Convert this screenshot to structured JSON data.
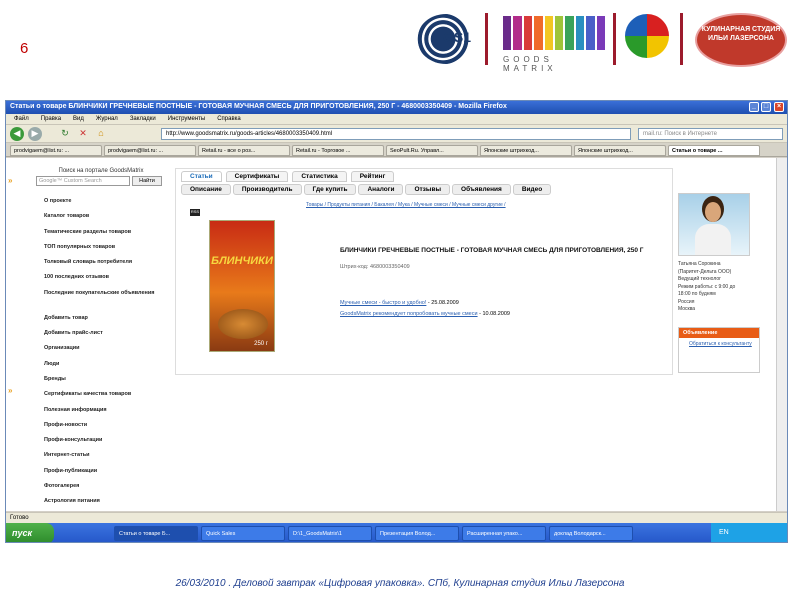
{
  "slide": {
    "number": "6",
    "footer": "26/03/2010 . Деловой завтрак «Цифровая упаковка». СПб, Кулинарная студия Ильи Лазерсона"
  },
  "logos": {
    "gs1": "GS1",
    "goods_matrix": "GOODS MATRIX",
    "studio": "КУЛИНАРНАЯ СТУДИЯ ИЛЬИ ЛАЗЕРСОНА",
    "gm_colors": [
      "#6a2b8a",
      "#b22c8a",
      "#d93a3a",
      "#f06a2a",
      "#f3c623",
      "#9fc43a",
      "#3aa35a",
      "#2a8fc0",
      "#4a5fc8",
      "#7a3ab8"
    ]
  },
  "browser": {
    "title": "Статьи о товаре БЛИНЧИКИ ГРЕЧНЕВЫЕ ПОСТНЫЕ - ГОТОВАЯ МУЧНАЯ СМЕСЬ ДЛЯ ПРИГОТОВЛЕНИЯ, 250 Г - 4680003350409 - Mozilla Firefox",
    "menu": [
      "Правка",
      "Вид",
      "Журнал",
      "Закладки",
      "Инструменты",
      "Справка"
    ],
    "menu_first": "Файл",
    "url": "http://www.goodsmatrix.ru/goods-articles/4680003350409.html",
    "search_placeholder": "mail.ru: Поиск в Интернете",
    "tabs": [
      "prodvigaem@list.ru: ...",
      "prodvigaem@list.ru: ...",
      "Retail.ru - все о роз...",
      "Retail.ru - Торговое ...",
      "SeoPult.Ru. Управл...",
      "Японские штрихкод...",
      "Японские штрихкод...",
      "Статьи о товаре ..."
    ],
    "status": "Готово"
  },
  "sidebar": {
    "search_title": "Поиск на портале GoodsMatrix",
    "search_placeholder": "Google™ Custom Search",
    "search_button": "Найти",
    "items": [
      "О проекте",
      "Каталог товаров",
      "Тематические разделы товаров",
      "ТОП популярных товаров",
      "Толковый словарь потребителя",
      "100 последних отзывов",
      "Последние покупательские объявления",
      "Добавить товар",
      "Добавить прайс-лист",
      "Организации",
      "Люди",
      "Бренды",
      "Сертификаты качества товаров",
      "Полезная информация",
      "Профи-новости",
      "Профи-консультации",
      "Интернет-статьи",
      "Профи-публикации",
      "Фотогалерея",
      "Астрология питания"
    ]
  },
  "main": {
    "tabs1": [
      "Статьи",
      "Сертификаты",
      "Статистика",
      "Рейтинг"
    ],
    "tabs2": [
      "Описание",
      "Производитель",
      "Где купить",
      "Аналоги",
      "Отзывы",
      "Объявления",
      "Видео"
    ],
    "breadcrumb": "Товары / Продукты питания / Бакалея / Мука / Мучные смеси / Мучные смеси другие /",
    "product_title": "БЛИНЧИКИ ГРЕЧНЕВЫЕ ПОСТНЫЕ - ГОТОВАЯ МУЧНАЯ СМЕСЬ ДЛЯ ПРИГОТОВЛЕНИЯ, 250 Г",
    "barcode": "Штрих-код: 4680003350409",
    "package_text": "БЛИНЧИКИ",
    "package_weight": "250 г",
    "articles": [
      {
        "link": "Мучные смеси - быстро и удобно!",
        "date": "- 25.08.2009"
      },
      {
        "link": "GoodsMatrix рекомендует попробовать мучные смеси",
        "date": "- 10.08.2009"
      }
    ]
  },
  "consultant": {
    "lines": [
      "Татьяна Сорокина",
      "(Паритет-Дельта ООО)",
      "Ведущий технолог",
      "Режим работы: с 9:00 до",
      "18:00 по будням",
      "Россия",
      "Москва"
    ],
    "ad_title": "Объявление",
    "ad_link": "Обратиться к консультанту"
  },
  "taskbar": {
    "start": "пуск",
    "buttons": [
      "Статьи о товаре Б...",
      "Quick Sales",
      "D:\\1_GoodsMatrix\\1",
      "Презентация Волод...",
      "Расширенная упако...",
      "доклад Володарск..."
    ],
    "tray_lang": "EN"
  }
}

..........

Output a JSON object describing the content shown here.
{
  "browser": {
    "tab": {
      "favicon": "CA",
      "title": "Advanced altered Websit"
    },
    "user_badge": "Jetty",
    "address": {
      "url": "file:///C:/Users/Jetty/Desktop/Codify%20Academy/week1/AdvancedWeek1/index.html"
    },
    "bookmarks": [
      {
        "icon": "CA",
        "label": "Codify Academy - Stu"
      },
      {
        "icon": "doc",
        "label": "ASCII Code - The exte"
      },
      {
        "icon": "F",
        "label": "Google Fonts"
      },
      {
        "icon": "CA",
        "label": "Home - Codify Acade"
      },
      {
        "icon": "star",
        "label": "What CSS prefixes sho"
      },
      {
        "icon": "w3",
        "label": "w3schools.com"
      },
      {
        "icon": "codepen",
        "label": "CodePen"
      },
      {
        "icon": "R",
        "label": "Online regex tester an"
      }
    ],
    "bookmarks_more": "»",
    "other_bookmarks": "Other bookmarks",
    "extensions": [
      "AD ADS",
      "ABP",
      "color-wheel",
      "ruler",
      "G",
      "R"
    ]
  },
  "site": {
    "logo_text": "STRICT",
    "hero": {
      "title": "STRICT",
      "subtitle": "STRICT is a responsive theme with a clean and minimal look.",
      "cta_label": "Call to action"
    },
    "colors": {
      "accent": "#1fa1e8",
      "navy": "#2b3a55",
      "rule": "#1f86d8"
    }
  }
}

..........

__Task goal__:
Take every line containing the word "Добавить" and copy it.

__Correct answer__:
      "Добавить товар",
      "Добавить прайс-лист",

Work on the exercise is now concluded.